*Your task*: Exact repetition is required: output every record in full.

*Supplied records*:
•••

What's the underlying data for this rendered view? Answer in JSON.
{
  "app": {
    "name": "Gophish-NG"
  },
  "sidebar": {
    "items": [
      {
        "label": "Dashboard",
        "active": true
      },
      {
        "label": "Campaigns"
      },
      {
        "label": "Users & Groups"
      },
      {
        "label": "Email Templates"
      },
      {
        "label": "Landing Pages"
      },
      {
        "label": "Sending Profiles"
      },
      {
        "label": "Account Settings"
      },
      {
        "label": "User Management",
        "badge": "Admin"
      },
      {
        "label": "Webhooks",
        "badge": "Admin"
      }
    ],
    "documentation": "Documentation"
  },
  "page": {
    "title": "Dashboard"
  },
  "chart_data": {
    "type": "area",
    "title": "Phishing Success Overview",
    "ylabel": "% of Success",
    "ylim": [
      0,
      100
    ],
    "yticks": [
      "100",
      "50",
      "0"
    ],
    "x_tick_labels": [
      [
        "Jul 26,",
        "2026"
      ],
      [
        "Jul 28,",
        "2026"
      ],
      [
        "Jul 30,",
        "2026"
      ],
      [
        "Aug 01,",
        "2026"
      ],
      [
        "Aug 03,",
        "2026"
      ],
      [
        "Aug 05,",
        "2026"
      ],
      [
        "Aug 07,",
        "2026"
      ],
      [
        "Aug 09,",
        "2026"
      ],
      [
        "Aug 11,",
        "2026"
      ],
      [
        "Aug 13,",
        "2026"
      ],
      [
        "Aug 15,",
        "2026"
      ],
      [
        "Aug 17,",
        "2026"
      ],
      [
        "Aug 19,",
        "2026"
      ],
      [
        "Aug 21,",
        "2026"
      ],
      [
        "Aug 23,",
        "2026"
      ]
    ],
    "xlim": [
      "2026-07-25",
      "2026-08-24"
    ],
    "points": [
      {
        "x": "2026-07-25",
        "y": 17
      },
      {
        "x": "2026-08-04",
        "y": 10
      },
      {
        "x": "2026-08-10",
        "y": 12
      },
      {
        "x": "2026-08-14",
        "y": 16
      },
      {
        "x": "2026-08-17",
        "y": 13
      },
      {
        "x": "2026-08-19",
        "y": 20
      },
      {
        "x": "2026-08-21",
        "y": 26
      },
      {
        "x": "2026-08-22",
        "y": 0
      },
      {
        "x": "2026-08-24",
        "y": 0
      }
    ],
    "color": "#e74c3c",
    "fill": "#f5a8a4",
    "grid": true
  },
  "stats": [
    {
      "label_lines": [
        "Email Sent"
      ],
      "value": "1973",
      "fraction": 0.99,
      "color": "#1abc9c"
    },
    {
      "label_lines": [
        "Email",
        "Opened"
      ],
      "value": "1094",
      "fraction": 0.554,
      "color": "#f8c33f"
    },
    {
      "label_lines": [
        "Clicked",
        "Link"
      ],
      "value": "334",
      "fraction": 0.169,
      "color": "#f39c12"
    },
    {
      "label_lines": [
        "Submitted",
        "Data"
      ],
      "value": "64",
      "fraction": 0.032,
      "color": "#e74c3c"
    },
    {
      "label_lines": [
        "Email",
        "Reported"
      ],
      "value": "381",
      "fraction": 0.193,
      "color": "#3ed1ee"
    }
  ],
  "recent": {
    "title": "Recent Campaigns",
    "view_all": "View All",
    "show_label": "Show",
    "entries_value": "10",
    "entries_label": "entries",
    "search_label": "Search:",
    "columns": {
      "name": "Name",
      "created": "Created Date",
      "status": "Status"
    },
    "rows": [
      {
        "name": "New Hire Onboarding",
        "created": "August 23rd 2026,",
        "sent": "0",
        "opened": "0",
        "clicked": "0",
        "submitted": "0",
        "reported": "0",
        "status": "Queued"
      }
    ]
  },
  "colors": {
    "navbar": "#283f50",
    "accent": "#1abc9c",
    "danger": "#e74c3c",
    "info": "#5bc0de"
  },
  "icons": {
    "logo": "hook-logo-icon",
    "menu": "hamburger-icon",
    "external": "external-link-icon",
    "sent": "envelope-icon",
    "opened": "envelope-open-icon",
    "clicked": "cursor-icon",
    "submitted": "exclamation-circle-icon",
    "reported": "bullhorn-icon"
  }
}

•••

*Output*:
What's the underlying data for this rendered view? Answer in JSON.
{
  "app": {
    "name": "Gophish-NG"
  },
  "sidebar": {
    "items": [
      {
        "label": "Dashboard",
        "active": true
      },
      {
        "label": "Campaigns"
      },
      {
        "label": "Users & Groups"
      },
      {
        "label": "Email Templates"
      },
      {
        "label": "Landing Pages"
      },
      {
        "label": "Sending Profiles"
      },
      {
        "label": "Account Settings"
      },
      {
        "label": "User Management",
        "badge": "Admin"
      },
      {
        "label": "Webhooks",
        "badge": "Admin"
      }
    ],
    "documentation": "Documentation"
  },
  "page": {
    "title": "Dashboard"
  },
  "chart_data": {
    "type": "area",
    "title": "Phishing Success Overview",
    "ylabel": "% of Success",
    "ylim": [
      0,
      100
    ],
    "yticks": [
      "100",
      "50",
      "0"
    ],
    "x_tick_labels": [
      [
        "Jul 26,",
        "2026"
      ],
      [
        "Jul 28,",
        "2026"
      ],
      [
        "Jul 30,",
        "2026"
      ],
      [
        "Aug 01,",
        "2026"
      ],
      [
        "Aug 03,",
        "2026"
      ],
      [
        "Aug 05,",
        "2026"
      ],
      [
        "Aug 07,",
        "2026"
      ],
      [
        "Aug 09,",
        "2026"
      ],
      [
        "Aug 11,",
        "2026"
      ],
      [
        "Aug 13,",
        "2026"
      ],
      [
        "Aug 15,",
        "2026"
      ],
      [
        "Aug 17,",
        "2026"
      ],
      [
        "Aug 19,",
        "2026"
      ],
      [
        "Aug 21,",
        "2026"
      ],
      [
        "Aug 23,",
        "2026"
      ]
    ],
    "xlim": [
      "2026-07-25",
      "2026-08-24"
    ],
    "points": [
      {
        "x": "2026-07-25",
        "y": 17
      },
      {
        "x": "2026-08-04",
        "y": 10
      },
      {
        "x": "2026-08-10",
        "y": 12
      },
      {
        "x": "2026-08-14",
        "y": 16
      },
      {
        "x": "2026-08-17",
        "y": 13
      },
      {
        "x": "2026-08-19",
        "y": 20
      },
      {
        "x": "2026-08-21",
        "y": 26
      },
      {
        "x": "2026-08-22",
        "y": 0
      },
      {
        "x": "2026-08-24",
        "y": 0
      }
    ],
    "color": "#e74c3c",
    "fill": "#f5a8a4",
    "grid": true
  },
  "stats": [
    {
      "label_lines": [
        "Email Sent"
      ],
      "value": "1973",
      "fraction": 0.99,
      "color": "#1abc9c"
    },
    {
      "label_lines": [
        "Email",
        "Opened"
      ],
      "value": "1094",
      "fraction": 0.554,
      "color": "#f8c33f"
    },
    {
      "label_lines": [
        "Clicked",
        "Link"
      ],
      "value": "334",
      "fraction": 0.169,
      "color": "#f39c12"
    },
    {
      "label_lines": [
        "Submitted",
        "Data"
      ],
      "value": "64",
      "fraction": 0.032,
      "color": "#e74c3c"
    },
    {
      "label_lines": [
        "Email",
        "Reported"
      ],
      "value": "381",
      "fraction": 0.193,
      "color": "#3ed1ee"
    }
  ],
  "recent": {
    "title": "Recent Campaigns",
    "view_all": "View All",
    "show_label": "Show",
    "entries_value": "10",
    "entries_label": "entries",
    "search_label": "Search:",
    "columns": {
      "name": "Name",
      "created": "Created Date",
      "status": "Status"
    },
    "rows": [
      {
        "name": "New Hire Onboarding",
        "created": "August 23rd 2026,",
        "sent": "0",
        "opened": "0",
        "clicked": "0",
        "submitted": "0",
        "reported": "0",
        "status": "Queued"
      }
    ]
  },
  "colors": {
    "navbar": "#283f50",
    "accent": "#1abc9c",
    "danger": "#e74c3c",
    "info": "#5bc0de"
  },
  "icons": {
    "logo": "hook-logo-icon",
    "menu": "hamburger-icon",
    "external": "external-link-icon",
    "sent": "envelope-icon",
    "opened": "envelope-open-icon",
    "clicked": "cursor-icon",
    "submitted": "exclamation-circle-icon",
    "reported": "bullhorn-icon"
  }
}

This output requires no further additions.